**Exercise objective**
Scan the entries below. List each line with "days".

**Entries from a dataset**
>> START

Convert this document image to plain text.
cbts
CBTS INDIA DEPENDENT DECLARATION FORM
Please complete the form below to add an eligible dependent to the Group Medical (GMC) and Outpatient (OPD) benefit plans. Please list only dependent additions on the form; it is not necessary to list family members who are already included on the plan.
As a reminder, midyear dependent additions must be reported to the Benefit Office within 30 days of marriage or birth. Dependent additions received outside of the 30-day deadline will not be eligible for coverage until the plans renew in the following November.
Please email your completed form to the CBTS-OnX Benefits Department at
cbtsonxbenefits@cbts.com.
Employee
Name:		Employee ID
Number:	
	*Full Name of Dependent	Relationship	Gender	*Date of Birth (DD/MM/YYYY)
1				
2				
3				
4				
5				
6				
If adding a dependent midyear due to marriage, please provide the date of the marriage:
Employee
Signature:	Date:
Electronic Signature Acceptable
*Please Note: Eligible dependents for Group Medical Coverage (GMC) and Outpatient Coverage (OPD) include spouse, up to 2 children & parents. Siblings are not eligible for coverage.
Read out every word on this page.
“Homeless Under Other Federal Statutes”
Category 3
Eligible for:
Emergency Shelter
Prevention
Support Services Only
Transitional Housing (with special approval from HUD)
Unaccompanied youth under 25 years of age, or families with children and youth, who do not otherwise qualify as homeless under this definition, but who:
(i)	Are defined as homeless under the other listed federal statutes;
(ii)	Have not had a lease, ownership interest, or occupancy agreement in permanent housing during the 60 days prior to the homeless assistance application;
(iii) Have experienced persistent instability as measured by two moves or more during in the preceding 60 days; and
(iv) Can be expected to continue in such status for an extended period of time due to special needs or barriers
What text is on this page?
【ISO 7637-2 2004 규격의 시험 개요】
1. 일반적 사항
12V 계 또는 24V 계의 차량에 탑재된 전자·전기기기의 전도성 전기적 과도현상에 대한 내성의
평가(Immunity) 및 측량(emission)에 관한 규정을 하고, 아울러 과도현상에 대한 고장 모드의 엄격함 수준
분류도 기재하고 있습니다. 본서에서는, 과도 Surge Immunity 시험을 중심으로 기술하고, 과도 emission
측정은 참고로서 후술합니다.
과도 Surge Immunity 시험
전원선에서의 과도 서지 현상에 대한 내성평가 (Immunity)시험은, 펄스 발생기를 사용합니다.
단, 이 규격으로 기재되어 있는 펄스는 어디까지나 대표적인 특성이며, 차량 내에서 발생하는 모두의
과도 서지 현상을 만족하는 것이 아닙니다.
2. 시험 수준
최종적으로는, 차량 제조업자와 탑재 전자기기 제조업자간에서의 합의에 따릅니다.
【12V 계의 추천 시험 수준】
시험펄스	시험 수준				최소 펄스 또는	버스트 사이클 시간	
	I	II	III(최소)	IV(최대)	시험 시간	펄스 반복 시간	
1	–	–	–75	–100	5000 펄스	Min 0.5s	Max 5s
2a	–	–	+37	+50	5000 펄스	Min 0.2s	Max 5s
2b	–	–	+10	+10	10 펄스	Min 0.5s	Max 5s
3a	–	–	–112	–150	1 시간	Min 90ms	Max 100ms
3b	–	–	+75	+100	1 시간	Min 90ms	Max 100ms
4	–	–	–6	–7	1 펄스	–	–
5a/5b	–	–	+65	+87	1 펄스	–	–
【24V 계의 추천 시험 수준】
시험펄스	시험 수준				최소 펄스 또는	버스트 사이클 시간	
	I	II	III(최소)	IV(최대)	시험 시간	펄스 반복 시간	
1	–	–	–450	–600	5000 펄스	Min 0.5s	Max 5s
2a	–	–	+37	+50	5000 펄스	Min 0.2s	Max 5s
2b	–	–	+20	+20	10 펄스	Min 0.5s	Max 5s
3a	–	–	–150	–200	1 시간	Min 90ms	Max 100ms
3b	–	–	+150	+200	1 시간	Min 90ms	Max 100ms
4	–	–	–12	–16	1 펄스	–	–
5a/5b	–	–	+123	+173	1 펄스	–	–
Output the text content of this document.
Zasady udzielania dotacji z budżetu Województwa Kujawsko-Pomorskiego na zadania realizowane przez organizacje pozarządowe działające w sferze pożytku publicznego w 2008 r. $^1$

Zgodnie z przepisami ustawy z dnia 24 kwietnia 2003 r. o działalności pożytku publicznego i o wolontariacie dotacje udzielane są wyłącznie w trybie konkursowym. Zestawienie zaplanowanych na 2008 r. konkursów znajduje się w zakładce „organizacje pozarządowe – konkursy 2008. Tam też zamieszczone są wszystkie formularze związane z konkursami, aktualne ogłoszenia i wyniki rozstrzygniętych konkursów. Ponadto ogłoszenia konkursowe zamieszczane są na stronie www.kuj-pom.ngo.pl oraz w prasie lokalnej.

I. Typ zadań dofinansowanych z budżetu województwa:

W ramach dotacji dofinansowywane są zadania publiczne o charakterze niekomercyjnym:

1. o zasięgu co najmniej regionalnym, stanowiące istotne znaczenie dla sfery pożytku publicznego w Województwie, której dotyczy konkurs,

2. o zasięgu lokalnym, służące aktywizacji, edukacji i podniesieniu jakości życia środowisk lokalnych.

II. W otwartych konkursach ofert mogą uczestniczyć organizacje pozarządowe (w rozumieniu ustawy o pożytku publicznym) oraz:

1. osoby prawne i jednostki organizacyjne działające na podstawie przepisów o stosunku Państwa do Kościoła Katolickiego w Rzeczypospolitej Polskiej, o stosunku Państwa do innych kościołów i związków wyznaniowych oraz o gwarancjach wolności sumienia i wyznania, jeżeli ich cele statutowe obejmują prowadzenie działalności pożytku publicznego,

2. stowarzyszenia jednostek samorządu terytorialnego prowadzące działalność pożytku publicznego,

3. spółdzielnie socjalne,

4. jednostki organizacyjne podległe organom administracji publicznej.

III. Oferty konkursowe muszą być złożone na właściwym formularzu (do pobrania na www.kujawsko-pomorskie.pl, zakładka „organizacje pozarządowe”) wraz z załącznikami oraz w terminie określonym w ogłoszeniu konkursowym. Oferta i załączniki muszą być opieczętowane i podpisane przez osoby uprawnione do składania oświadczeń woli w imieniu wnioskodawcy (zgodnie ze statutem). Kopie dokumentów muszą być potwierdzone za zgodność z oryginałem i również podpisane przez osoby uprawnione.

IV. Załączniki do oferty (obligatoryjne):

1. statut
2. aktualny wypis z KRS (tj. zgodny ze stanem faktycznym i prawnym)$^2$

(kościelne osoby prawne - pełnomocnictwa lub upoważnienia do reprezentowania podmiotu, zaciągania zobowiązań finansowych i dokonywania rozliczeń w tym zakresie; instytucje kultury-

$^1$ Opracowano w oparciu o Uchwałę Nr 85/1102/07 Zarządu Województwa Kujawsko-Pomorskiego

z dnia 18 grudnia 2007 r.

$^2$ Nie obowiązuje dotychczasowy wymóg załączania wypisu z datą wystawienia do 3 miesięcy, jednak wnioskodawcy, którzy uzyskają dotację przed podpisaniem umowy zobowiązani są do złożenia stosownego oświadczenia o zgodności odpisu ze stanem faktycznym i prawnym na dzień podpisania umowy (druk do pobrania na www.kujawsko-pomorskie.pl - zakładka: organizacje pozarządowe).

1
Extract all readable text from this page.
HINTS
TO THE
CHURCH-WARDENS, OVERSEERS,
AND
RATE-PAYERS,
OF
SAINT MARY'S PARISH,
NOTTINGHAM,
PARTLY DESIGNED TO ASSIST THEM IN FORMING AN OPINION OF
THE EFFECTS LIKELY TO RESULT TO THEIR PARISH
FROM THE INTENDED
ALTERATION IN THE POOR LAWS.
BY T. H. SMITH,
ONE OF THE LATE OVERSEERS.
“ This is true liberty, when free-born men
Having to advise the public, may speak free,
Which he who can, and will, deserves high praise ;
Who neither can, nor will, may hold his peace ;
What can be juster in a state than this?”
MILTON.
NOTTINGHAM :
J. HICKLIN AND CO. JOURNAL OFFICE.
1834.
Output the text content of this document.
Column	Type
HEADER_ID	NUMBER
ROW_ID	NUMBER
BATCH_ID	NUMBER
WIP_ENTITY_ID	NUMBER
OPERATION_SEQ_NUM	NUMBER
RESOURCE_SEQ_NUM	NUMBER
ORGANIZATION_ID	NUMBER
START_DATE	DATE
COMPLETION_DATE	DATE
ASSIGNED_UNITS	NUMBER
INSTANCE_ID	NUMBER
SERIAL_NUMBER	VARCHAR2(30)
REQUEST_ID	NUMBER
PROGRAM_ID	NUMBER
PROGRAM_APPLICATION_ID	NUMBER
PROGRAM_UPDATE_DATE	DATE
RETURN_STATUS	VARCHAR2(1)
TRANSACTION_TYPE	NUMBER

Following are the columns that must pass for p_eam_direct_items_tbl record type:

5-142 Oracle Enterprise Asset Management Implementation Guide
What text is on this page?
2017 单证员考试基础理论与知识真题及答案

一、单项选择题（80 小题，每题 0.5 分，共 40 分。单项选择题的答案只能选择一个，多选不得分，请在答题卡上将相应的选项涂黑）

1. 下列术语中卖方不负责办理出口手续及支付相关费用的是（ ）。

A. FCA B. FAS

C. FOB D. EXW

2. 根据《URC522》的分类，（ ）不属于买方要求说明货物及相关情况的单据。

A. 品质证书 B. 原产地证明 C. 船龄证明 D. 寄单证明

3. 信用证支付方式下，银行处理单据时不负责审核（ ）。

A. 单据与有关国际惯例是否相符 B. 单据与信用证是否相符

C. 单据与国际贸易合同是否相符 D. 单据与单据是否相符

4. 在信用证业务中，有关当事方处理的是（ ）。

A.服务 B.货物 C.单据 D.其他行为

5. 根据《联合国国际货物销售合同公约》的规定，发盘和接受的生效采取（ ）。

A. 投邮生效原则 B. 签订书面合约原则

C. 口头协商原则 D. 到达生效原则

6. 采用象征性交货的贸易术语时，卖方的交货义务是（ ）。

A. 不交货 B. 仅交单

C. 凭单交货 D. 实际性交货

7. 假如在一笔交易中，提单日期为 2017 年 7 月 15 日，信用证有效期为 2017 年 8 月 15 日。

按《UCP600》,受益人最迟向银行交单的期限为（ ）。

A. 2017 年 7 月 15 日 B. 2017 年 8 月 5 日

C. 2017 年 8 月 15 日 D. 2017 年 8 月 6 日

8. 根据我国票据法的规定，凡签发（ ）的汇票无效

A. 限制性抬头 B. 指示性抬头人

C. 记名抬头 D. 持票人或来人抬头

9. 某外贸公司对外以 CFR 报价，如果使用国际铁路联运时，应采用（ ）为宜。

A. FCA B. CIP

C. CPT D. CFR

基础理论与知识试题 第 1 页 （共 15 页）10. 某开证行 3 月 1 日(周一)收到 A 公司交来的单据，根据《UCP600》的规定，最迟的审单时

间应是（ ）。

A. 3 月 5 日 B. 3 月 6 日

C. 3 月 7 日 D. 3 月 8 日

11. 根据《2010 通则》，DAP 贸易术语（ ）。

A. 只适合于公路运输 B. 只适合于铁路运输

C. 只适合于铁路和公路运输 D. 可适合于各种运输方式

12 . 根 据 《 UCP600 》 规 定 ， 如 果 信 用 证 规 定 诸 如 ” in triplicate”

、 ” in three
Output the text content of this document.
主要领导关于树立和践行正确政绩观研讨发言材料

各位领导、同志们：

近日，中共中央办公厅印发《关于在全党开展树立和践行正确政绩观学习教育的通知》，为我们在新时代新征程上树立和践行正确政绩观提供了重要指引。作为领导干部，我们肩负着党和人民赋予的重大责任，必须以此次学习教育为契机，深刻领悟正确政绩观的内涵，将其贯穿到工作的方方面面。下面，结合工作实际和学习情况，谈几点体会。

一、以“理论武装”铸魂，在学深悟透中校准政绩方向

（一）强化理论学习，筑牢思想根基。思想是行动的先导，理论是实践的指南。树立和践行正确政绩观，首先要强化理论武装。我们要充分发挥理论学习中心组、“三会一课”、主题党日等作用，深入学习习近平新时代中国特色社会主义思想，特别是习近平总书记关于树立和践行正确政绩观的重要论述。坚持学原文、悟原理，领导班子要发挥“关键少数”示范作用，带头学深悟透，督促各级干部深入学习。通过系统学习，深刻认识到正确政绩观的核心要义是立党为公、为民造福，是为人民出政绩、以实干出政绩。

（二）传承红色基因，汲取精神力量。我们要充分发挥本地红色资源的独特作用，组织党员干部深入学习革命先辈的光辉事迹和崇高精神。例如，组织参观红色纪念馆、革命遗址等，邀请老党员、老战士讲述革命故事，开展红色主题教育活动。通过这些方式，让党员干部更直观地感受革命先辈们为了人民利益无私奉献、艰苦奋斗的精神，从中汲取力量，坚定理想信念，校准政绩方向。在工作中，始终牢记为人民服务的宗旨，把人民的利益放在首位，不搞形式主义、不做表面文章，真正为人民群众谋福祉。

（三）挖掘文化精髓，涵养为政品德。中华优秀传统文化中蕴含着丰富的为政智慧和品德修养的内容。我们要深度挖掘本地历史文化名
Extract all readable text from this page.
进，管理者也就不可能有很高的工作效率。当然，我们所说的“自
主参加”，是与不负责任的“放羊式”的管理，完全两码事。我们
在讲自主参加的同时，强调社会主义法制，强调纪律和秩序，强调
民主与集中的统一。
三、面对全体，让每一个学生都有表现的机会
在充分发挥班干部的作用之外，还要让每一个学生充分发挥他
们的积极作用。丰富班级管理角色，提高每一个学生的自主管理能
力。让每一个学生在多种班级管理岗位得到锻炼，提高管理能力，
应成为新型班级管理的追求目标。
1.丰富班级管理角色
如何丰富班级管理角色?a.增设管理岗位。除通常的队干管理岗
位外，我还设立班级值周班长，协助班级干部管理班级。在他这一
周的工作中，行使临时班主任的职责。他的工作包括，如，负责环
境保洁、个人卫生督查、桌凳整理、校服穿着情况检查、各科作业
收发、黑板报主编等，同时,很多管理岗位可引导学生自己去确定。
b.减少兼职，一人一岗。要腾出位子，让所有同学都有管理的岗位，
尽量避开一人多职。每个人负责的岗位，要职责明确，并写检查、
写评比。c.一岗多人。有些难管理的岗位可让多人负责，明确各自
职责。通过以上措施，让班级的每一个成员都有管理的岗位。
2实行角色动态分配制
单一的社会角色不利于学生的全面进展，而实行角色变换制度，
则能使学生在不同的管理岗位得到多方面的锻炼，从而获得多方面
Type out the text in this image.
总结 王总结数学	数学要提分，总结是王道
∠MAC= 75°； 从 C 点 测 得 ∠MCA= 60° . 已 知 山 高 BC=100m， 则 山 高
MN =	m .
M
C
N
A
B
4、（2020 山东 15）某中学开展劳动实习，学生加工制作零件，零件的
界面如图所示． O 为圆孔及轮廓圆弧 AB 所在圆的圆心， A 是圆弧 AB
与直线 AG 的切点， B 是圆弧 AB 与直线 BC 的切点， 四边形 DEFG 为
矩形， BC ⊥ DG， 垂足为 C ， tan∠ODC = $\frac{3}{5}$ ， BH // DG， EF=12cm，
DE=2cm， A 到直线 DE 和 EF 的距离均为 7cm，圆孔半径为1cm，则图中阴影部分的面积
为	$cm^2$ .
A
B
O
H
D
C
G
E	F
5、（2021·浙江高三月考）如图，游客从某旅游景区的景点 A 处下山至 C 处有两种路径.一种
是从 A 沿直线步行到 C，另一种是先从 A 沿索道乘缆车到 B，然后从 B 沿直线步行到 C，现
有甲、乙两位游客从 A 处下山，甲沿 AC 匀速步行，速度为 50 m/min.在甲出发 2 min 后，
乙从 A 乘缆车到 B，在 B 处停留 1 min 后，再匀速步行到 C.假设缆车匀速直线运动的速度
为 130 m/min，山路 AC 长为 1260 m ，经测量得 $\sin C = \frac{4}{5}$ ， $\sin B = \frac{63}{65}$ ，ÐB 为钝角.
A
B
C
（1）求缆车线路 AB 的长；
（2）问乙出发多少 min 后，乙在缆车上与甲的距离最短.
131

>> END

**Solution**
As a reminder, midyear dependent additions must be reported to the Benefit Office within 30 days of marriage or birth. Dependent additions received outside of the 30-day deadline will not be eligible for coverage until the plans renew in the following November.
(ii)	Have not had a lease, ownership interest, or occupancy agreement in permanent housing during the 60 days prior to the homeless assistance application;
(iii) Have experienced persistent instability as measured by two moves or more during in the preceding 60 days; and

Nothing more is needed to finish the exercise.